* **Brief**
Return each line of the material verbatim.

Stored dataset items

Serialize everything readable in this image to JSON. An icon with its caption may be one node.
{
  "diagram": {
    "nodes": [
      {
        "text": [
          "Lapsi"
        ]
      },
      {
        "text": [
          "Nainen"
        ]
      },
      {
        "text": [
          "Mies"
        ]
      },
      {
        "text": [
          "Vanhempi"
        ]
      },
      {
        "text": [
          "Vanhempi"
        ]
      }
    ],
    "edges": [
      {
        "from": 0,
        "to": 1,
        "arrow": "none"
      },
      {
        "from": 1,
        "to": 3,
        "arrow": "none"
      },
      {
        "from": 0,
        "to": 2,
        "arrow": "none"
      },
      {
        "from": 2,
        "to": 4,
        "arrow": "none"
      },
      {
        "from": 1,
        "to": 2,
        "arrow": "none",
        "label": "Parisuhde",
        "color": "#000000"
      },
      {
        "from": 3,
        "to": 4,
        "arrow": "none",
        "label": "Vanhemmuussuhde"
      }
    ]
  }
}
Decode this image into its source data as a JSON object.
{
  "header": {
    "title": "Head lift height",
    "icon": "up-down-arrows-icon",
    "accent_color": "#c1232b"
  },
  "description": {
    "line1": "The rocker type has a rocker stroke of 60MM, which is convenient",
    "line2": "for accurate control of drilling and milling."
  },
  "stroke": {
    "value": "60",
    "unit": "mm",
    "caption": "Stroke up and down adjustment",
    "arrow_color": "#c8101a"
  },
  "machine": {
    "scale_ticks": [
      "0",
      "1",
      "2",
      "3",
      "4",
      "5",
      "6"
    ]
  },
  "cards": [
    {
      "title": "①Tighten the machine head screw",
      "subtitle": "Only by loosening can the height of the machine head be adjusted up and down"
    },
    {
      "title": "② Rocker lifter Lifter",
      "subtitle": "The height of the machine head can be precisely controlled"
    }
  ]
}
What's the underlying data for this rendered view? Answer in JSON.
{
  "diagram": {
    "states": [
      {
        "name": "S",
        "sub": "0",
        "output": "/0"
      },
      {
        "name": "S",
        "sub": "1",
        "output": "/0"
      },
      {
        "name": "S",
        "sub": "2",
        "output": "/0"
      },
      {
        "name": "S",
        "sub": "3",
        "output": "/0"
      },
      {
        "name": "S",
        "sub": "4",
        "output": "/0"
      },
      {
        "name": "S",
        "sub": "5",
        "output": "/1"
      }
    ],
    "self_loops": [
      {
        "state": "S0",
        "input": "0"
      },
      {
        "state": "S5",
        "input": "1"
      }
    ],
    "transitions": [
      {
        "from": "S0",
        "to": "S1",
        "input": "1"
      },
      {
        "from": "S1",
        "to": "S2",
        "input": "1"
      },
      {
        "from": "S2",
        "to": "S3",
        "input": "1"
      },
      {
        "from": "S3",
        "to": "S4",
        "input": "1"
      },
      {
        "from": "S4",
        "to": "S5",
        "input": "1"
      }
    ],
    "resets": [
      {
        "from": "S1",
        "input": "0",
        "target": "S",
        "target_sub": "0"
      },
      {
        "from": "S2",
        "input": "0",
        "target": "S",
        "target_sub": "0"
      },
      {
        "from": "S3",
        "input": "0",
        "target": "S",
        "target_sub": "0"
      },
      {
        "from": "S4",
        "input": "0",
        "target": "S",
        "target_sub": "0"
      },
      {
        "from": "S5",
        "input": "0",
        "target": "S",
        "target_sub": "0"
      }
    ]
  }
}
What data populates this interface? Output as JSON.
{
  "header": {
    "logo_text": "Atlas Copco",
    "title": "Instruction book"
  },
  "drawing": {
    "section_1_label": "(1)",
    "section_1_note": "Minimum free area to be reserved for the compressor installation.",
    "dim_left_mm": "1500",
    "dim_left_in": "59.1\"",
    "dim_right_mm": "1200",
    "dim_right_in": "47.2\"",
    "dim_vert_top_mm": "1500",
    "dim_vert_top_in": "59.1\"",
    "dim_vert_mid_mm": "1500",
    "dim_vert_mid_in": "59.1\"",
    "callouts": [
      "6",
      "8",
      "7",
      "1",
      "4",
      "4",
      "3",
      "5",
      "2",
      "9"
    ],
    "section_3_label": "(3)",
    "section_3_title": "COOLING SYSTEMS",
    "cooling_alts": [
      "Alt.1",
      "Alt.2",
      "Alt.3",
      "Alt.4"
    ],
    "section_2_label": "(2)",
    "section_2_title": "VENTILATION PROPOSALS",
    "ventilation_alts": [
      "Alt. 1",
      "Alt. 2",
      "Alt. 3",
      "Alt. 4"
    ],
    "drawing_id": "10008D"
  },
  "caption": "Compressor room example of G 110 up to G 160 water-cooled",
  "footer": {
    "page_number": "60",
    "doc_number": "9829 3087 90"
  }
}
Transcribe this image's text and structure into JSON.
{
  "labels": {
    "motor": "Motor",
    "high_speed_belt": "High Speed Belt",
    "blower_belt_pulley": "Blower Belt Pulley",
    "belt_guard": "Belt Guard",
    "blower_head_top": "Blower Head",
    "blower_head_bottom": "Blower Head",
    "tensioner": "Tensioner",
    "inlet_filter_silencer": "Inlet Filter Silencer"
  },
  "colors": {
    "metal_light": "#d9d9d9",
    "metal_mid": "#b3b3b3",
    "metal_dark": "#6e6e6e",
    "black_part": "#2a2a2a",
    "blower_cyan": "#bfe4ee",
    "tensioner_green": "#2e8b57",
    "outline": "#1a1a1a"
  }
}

* **Complete answer**
Serialize everything readable in this image to JSON. An icon with its caption may be one node.
{
  "diagram": {
    "nodes": [
      {
        "text": [
          "Lapsi"
        ]
      },
      {
        "text": [
          "Nainen"
        ]
      },
      {
        "text": [
          "Mies"
        ]
      },
      {
        "text": [
          "Vanhempi"
        ]
      },
      {
        "text": [
          "Vanhempi"
        ]
      }
    ],
    "edges": [
      {
        "from": 0,
        "to": 1,
        "arrow": "none"
      },
      {
        "from": 1,
        "to": 3,
        "arrow": "none"
      },
      {
        "from": 0,
        "to": 2,
        "arrow": "none"
      },
      {
        "from": 2,
        "to": 4,
        "arrow": "none"
      },
      {
        "from": 1,
        "to": 2,
        "arrow": "none",
        "label": "Parisuhde",
        "color": "#000000"
      },
      {
        "from": 3,
        "to": 4,
        "arrow": "none",
        "label": "Vanhemmuussuhde"
      }
    ]
  }
}
Decode this image into its source data as a JSON object.
{
  "header": {
    "title": "Head lift height",
    "icon": "up-down-arrows-icon",
    "accent_color": "#c1232b"
  },
  "description": {
    "line1": "The rocker type has a rocker stroke of 60MM, which is convenient",
    "line2": "for accurate control of drilling and milling."
  },
  "stroke": {
    "value": "60",
    "unit": "mm",
    "caption": "Stroke up and down adjustment",
    "arrow_color": "#c8101a"
  },
  "machine": {
    "scale_ticks": [
      "0",
      "1",
      "2",
      "3",
      "4",
      "5",
      "6"
    ]
  },
  "cards": [
    {
      "title": "①Tighten the machine head screw",
      "subtitle": "Only by loosening can the height of the machine head be adjusted up and down"
    },
    {
      "title": "② Rocker lifter Lifter",
      "subtitle": "The height of the machine head can be precisely controlled"
    }
  ]
}
What's the underlying data for this rendered view? Answer in JSON.
{
  "diagram": {
    "states": [
      {
        "name": "S",
        "sub": "0",
        "output": "/0"
      },
      {
        "name": "S",
        "sub": "1",
        "output": "/0"
      },
      {
        "name": "S",
        "sub": "2",
        "output": "/0"
      },
      {
        "name": "S",
        "sub": "3",
        "output": "/0"
      },
      {
        "name": "S",
        "sub": "4",
        "output": "/0"
      },
      {
        "name": "S",
        "sub": "5",
        "output": "/1"
      }
    ],
    "self_loops": [
      {
        "state": "S0",
        "input": "0"
      },
      {
        "state": "S5",
        "input": "1"
      }
    ],
    "transitions": [
      {
        "from": "S0",
        "to": "S1",
        "input": "1"
      },
      {
        "from": "S1",
        "to": "S2",
        "input": "1"
      },
      {
        "from": "S2",
        "to": "S3",
        "input": "1"
      },
      {
        "from": "S3",
        "to": "S4",
        "input": "1"
      },
      {
        "from": "S4",
        "to": "S5",
        "input": "1"
      }
    ],
    "resets": [
      {
        "from": "S1",
        "input": "0",
        "target": "S",
        "target_sub": "0"
      },
      {
        "from": "S2",
        "input": "0",
        "target": "S",
        "target_sub": "0"
      },
      {
        "from": "S3",
        "input": "0",
        "target": "S",
        "target_sub": "0"
      },
      {
        "from": "S4",
        "input": "0",
        "target": "S",
        "target_sub": "0"
      },
      {
        "from": "S5",
        "input": "0",
        "target": "S",
        "target_sub": "0"
      }
    ]
  }
}
What data populates this interface? Output as JSON.
{
  "header": {
    "logo_text": "Atlas Copco",
    "title": "Instruction book"
  },
  "drawing": {
    "section_1_label": "(1)",
    "section_1_note": "Minimum free area to be reserved for the compressor installation.",
    "dim_left_mm": "1500",
    "dim_left_in": "59.1\"",
    "dim_right_mm": "1200",
    "dim_right_in": "47.2\"",
    "dim_vert_top_mm": "1500",
    "dim_vert_top_in": "59.1\"",
    "dim_vert_mid_mm": "1500",
    "dim_vert_mid_in": "59.1\"",
    "callouts": [
      "6",
      "8",
      "7",
      "1",
      "4",
      "4",
      "3",
      "5",
      "2",
      "9"
    ],
    "section_3_label": "(3)",
    "section_3_title": "COOLING SYSTEMS",
    "cooling_alts": [
      "Alt.1",
      "Alt.2",
      "Alt.3",
      "Alt.4"
    ],
    "section_2_label": "(2)",
    "section_2_title": "VENTILATION PROPOSALS",
    "ventilation_alts": [
      "Alt. 1",
      "Alt. 2",
      "Alt. 3",
      "Alt. 4"
    ],
    "drawing_id": "10008D"
  },
  "caption": "Compressor room example of G 110 up to G 160 water-cooled",
  "footer": {
    "page_number": "60",
    "doc_number": "9829 3087 90"
  }
}
Transcribe this image's text and structure into JSON.
{
  "labels": {
    "motor": "Motor",
    "high_speed_belt": "High Speed Belt",
    "blower_belt_pulley": "Blower Belt Pulley",
    "belt_guard": "Belt Guard",
    "blower_head_top": "Blower Head",
    "blower_head_bottom": "Blower Head",
    "tensioner": "Tensioner",
    "inlet_filter_silencer": "Inlet Filter Silencer"
  },
  "colors": {
    "metal_light": "#d9d9d9",
    "metal_mid": "#b3b3b3",
    "metal_dark": "#6e6e6e",
    "black_part": "#2a2a2a",
    "blower_cyan": "#bfe4ee",
    "tensioner_green": "#2e8b57",
    "outline": "#1a1a1a"
  }
}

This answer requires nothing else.